Stored records
* Begin *

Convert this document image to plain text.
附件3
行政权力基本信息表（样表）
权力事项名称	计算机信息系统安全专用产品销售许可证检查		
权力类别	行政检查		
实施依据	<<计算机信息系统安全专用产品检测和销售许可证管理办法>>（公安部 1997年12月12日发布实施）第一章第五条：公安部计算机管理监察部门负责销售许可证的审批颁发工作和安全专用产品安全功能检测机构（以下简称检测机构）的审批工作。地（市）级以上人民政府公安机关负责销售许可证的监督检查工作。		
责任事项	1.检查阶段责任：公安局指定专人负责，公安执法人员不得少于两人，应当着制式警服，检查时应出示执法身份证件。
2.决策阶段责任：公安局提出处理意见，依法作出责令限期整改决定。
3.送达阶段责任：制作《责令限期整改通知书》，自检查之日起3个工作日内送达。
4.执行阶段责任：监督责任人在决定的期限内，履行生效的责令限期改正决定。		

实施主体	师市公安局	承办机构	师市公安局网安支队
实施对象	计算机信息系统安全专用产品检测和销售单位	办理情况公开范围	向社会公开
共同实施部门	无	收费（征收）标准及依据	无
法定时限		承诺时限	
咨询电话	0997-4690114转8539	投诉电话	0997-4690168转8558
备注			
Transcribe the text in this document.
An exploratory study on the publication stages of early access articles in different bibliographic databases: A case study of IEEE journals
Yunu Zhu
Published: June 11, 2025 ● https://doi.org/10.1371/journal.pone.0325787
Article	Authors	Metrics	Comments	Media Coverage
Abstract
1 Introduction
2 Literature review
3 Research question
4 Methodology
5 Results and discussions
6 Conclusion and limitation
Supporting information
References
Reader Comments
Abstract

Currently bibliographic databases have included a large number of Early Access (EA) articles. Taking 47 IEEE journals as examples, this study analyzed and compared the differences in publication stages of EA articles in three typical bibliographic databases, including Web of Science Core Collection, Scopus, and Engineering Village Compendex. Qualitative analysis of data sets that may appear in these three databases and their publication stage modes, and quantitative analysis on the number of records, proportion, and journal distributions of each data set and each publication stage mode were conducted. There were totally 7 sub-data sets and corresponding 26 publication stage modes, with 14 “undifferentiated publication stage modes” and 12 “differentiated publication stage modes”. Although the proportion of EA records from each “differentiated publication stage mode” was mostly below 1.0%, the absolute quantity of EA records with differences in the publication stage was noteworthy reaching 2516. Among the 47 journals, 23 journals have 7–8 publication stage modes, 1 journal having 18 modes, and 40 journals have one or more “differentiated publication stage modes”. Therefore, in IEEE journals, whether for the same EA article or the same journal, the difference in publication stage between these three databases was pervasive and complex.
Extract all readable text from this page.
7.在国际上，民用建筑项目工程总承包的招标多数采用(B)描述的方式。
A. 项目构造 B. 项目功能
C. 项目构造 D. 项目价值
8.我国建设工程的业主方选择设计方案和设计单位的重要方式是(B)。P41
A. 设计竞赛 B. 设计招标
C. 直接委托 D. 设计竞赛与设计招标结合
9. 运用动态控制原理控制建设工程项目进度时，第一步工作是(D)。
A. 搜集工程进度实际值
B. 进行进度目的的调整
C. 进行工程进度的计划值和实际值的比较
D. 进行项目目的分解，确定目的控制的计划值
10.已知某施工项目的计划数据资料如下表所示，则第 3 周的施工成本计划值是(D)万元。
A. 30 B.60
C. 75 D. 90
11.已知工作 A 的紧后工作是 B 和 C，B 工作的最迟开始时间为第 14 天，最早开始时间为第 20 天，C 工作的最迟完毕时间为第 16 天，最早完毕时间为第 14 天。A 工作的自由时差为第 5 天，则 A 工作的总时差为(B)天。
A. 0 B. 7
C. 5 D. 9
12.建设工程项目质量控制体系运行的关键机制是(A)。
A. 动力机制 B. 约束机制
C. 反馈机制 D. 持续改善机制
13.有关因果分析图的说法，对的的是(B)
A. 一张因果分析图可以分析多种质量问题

* End *

Which lines contain the word "Comments"? Copy each of them.

Article	Authors	Metrics	Comments	Media Coverage
Reader Comments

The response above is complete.